Written instruction:
Swap "stylize-menu-item" for "style-menu-item" in the lines between the one holding "stylize-menu-item[interactable]: 涂抹(B)...: [348, 226, 437, 240]" and the one holding "layer-row[interactable]: <路径>: [491, 377, 649, 391]", inclusive. Give back only those lines, with everything else unchanged.

[Stored data]
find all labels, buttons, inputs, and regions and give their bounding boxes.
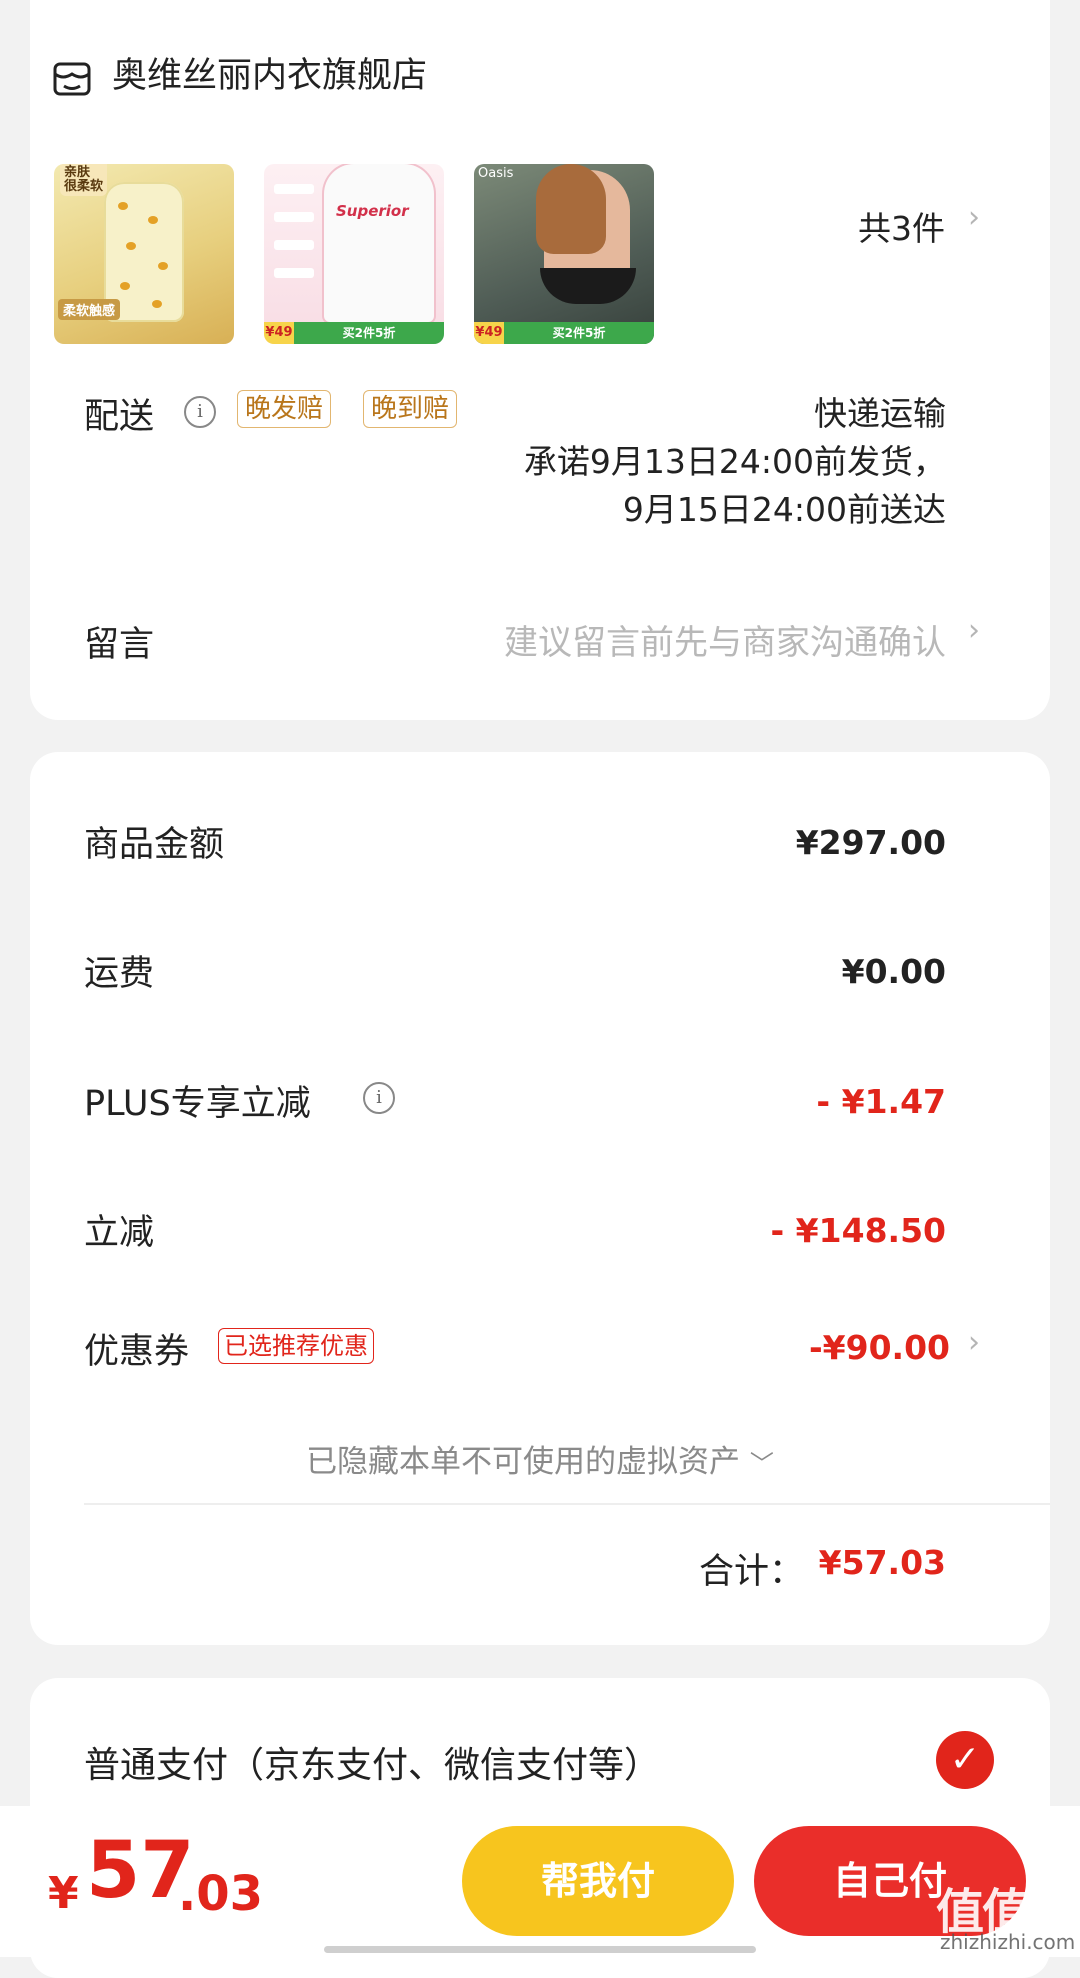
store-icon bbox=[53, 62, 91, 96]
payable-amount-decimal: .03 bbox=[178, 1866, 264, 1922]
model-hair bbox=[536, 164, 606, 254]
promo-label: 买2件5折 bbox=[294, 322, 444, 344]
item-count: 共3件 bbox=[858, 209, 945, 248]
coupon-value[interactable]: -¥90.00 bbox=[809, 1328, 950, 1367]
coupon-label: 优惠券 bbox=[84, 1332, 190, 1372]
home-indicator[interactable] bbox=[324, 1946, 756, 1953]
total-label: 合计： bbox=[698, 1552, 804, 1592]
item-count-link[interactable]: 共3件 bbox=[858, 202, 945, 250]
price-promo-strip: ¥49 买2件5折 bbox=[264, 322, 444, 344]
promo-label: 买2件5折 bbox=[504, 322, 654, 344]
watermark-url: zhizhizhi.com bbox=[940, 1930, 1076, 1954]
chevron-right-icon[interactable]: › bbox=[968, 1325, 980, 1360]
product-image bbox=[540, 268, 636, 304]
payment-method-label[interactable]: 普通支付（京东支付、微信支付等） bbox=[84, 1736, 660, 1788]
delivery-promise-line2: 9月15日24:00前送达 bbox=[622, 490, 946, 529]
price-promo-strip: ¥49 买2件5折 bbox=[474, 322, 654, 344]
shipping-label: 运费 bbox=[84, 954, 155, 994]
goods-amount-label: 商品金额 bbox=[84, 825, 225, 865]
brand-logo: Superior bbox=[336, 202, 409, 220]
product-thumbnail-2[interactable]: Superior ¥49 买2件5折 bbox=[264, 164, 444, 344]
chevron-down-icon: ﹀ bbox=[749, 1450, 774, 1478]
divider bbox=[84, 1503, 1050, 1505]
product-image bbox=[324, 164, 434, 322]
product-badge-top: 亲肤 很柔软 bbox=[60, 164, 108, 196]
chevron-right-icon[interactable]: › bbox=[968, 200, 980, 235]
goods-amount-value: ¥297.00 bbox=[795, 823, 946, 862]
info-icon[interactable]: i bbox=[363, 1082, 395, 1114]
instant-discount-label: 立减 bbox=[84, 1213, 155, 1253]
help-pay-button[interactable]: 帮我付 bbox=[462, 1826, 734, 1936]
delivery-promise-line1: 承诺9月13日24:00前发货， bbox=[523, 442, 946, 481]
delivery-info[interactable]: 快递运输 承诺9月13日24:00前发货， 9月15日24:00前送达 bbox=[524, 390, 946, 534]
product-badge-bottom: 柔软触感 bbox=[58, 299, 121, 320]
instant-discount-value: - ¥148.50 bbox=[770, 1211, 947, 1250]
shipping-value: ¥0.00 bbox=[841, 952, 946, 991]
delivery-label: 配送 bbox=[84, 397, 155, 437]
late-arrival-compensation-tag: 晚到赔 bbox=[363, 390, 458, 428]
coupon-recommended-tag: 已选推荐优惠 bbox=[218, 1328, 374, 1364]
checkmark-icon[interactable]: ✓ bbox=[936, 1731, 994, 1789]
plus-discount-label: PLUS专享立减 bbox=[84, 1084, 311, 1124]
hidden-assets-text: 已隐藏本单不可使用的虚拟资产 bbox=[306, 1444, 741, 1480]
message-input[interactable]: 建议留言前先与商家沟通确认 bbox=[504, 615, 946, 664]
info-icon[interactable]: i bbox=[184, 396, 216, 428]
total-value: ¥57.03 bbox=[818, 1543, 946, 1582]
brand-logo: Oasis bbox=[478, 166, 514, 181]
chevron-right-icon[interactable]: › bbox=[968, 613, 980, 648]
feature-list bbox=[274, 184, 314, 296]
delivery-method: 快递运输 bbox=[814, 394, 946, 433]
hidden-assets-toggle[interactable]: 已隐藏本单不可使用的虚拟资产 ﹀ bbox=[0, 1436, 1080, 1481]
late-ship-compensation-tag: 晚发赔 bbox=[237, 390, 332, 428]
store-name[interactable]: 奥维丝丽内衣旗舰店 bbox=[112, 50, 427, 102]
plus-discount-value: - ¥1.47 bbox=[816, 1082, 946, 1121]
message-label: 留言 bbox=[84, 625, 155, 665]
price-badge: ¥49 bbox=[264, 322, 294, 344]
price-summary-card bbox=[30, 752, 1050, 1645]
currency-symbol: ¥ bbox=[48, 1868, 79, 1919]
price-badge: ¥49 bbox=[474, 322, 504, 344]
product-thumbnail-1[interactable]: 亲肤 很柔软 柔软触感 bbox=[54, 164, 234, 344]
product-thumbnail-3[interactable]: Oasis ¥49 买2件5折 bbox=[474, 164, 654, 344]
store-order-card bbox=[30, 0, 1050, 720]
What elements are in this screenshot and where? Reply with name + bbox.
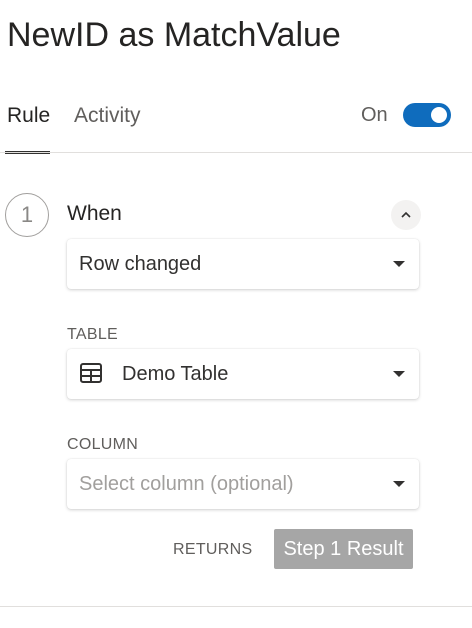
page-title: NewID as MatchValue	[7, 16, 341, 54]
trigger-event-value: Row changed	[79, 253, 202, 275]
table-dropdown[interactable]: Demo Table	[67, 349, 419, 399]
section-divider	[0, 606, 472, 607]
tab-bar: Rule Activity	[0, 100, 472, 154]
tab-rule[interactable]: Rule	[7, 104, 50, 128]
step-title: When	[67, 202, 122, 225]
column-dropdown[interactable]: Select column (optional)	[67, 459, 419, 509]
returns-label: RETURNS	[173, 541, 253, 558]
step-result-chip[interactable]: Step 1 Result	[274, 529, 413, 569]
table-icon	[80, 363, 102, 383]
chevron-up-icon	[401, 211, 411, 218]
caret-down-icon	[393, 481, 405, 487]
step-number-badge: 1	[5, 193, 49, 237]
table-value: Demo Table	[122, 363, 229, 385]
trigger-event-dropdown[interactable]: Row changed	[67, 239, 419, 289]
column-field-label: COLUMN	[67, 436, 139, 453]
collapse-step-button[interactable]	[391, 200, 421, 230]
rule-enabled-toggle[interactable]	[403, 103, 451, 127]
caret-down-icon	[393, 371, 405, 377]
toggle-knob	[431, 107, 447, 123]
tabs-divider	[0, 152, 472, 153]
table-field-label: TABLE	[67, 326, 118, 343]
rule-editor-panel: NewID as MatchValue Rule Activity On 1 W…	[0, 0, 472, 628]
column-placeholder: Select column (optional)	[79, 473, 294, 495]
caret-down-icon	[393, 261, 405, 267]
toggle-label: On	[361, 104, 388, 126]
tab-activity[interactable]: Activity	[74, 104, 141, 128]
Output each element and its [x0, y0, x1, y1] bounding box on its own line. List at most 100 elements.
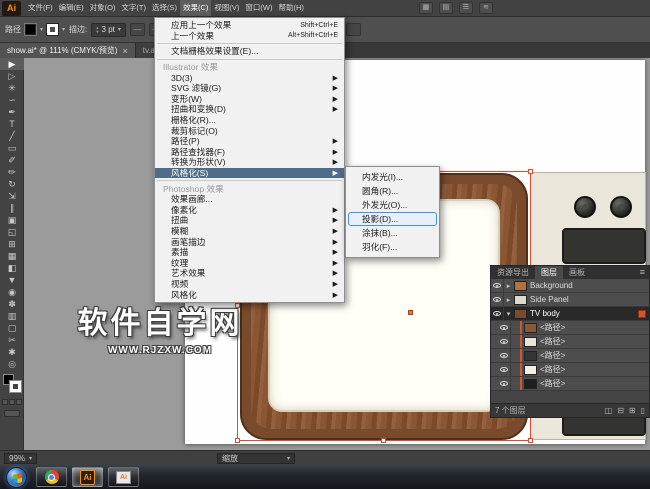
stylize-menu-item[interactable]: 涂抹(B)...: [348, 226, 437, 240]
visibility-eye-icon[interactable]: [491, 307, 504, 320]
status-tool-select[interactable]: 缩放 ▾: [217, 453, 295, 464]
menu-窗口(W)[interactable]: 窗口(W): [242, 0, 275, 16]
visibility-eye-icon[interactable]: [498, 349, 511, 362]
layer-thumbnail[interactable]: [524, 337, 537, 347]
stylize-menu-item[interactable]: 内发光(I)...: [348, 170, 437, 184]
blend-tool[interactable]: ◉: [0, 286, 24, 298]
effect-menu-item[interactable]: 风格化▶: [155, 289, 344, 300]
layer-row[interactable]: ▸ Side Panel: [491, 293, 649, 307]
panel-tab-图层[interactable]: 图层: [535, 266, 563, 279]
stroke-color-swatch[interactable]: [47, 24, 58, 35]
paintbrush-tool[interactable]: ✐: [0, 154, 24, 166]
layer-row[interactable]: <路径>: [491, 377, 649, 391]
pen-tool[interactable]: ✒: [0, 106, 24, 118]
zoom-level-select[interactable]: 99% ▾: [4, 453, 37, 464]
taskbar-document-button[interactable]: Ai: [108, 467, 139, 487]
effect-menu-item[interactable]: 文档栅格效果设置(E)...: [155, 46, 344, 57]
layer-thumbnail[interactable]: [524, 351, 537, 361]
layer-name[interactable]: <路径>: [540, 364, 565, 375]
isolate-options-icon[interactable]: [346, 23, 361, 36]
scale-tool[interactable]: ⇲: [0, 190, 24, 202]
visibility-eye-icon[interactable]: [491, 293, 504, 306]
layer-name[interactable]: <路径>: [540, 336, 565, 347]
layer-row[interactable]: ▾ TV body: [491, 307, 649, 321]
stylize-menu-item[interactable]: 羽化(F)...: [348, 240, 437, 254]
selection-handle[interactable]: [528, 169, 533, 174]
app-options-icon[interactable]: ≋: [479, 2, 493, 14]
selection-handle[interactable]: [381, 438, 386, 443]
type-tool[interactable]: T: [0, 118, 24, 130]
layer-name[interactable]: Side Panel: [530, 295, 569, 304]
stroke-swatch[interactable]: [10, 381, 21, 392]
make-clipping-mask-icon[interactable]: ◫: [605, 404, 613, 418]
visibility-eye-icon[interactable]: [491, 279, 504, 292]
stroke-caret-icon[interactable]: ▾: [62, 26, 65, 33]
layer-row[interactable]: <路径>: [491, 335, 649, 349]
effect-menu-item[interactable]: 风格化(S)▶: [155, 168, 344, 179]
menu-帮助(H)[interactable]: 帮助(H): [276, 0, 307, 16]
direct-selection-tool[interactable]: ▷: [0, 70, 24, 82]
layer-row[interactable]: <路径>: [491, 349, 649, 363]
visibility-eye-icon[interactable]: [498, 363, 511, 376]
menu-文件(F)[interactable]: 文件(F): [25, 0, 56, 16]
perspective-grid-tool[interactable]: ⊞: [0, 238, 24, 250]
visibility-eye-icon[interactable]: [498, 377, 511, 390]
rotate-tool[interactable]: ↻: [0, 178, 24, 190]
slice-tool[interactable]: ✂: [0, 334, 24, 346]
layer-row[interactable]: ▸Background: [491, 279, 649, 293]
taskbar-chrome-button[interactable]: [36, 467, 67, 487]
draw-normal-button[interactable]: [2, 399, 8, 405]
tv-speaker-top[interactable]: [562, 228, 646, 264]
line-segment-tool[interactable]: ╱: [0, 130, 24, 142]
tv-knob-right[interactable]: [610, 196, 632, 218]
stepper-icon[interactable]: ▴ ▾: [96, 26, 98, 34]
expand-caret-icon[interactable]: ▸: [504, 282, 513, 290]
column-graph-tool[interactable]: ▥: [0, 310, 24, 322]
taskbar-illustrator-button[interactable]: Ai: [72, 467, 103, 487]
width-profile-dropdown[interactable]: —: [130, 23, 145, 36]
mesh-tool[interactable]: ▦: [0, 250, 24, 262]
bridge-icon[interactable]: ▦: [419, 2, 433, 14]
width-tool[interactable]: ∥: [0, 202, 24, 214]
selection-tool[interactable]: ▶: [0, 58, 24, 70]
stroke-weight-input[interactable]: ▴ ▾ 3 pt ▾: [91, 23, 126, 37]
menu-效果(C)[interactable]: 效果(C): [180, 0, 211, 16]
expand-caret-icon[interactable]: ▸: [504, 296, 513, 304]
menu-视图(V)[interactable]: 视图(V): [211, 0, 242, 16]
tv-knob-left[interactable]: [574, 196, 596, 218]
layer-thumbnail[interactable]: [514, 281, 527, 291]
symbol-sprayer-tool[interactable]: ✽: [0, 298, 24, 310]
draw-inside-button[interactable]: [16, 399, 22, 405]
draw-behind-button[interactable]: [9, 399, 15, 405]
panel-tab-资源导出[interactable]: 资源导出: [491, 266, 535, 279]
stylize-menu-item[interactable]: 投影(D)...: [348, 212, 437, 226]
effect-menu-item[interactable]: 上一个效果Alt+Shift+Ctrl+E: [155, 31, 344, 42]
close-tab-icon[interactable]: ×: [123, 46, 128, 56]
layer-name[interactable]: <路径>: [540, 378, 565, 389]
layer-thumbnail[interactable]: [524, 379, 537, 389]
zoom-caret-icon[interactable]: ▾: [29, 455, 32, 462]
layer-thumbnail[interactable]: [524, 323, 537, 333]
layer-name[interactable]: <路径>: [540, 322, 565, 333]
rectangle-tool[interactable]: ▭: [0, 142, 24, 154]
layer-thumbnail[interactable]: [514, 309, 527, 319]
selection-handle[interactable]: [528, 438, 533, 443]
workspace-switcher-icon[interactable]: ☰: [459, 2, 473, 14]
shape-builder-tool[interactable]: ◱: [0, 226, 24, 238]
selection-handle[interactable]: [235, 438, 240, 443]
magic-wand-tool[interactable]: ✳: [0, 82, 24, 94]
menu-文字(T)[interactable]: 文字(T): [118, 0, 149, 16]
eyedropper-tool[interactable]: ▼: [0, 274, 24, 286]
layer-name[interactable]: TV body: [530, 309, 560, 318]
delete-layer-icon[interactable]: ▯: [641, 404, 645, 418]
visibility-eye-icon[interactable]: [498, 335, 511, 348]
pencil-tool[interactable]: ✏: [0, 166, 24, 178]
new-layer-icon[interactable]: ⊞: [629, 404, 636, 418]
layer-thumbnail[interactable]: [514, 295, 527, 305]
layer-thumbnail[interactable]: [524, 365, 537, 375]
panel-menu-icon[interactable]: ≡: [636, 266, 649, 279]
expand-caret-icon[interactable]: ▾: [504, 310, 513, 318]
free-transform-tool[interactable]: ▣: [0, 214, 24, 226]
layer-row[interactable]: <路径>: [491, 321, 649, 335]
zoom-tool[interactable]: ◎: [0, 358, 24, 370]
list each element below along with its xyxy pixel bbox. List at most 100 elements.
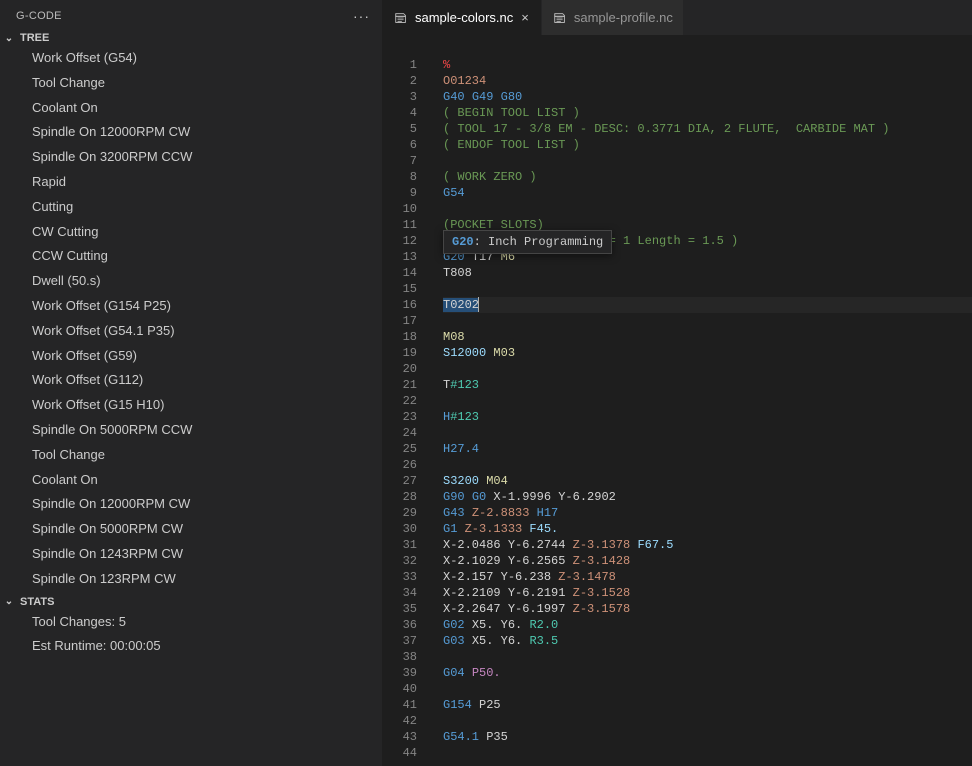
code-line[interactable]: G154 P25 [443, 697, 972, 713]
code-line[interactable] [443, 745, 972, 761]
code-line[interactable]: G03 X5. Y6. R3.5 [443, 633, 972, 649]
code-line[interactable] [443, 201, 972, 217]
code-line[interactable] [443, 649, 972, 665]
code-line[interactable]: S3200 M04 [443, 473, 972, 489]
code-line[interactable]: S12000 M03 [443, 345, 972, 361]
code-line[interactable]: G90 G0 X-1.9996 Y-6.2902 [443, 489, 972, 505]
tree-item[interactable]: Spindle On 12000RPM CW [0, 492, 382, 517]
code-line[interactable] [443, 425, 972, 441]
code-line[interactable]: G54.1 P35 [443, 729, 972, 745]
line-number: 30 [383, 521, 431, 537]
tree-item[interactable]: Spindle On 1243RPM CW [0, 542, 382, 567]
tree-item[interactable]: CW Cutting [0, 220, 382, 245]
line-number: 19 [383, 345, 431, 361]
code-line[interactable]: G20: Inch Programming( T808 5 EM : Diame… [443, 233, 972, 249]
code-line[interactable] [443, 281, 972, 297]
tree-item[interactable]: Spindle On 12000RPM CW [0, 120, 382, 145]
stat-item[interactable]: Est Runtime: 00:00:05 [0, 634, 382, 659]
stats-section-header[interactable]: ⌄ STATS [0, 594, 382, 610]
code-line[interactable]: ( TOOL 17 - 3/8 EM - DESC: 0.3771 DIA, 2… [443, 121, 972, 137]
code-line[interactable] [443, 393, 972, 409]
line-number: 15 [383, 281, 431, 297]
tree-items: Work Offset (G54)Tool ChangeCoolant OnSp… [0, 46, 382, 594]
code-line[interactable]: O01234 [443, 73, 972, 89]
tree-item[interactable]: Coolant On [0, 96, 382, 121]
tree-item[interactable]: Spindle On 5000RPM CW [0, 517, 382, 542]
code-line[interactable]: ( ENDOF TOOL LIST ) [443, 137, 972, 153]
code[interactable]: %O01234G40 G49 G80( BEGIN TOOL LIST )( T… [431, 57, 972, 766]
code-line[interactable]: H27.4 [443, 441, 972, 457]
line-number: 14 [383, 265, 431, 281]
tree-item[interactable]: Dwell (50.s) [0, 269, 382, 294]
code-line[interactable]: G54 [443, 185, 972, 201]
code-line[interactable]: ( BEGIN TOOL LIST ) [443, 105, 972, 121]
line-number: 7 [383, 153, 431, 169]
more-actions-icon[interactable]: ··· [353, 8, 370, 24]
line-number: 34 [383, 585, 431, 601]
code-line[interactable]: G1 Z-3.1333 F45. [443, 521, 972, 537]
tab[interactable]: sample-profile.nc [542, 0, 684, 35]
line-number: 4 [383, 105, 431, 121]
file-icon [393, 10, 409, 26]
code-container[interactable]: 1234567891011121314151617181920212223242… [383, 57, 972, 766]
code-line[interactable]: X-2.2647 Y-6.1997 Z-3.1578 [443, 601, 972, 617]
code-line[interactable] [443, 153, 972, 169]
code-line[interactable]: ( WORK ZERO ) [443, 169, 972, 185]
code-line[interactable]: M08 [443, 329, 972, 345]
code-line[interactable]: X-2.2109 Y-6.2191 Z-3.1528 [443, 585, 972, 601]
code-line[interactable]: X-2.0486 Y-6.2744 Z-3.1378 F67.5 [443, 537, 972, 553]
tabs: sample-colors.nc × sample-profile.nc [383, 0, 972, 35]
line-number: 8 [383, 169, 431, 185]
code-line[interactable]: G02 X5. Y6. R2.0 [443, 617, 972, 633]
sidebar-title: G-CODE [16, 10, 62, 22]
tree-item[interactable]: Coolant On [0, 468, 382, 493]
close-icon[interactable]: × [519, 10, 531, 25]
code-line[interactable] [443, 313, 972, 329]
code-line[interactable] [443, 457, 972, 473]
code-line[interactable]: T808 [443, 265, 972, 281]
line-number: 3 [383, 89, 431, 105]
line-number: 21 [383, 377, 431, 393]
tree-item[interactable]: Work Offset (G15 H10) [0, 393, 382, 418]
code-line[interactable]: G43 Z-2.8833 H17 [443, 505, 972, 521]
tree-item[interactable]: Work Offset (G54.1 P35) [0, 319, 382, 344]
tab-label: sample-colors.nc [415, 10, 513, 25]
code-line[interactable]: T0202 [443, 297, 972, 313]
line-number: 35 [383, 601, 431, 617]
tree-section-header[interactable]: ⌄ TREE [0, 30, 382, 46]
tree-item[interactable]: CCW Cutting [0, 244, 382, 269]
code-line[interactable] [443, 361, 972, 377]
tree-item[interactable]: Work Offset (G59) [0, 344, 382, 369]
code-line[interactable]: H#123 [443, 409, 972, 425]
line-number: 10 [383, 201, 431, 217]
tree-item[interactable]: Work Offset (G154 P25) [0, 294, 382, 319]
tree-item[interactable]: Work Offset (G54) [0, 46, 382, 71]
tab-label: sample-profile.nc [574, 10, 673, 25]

Exercise output:
style-menu-item[interactable]: 涂抹(B)...: [348, 226, 437, 240]
visibility-eye-icon[interactable]: [491, 307, 504, 320]
status-tool-select[interactable]: 缩放 ▾: [217, 453, 295, 464]
menu-窗口(W)[interactable]: 窗口(W): [242, 0, 275, 16]
visibility-eye-icon[interactable]: [498, 349, 511, 362]
layer-thumbnail[interactable]: [524, 337, 537, 347]
style-menu-item[interactable]: 内发光(I)...: [348, 170, 437, 184]
blend-tool[interactable]: ◉: [0, 286, 24, 298]
effect-menu-item[interactable]: 风格化▶: [155, 289, 344, 300]
layer-row[interactable]: ▸ Side Panel: [491, 293, 649, 307]
panel-tab-图层[interactable]: 图层: [535, 266, 563, 279]
stroke-color-swatch[interactable]: [47, 24, 58, 35]
paintbrush-tool[interactable]: ✐: [0, 154, 24, 166]
layer-row[interactable]: <路径>: [491, 377, 649, 391]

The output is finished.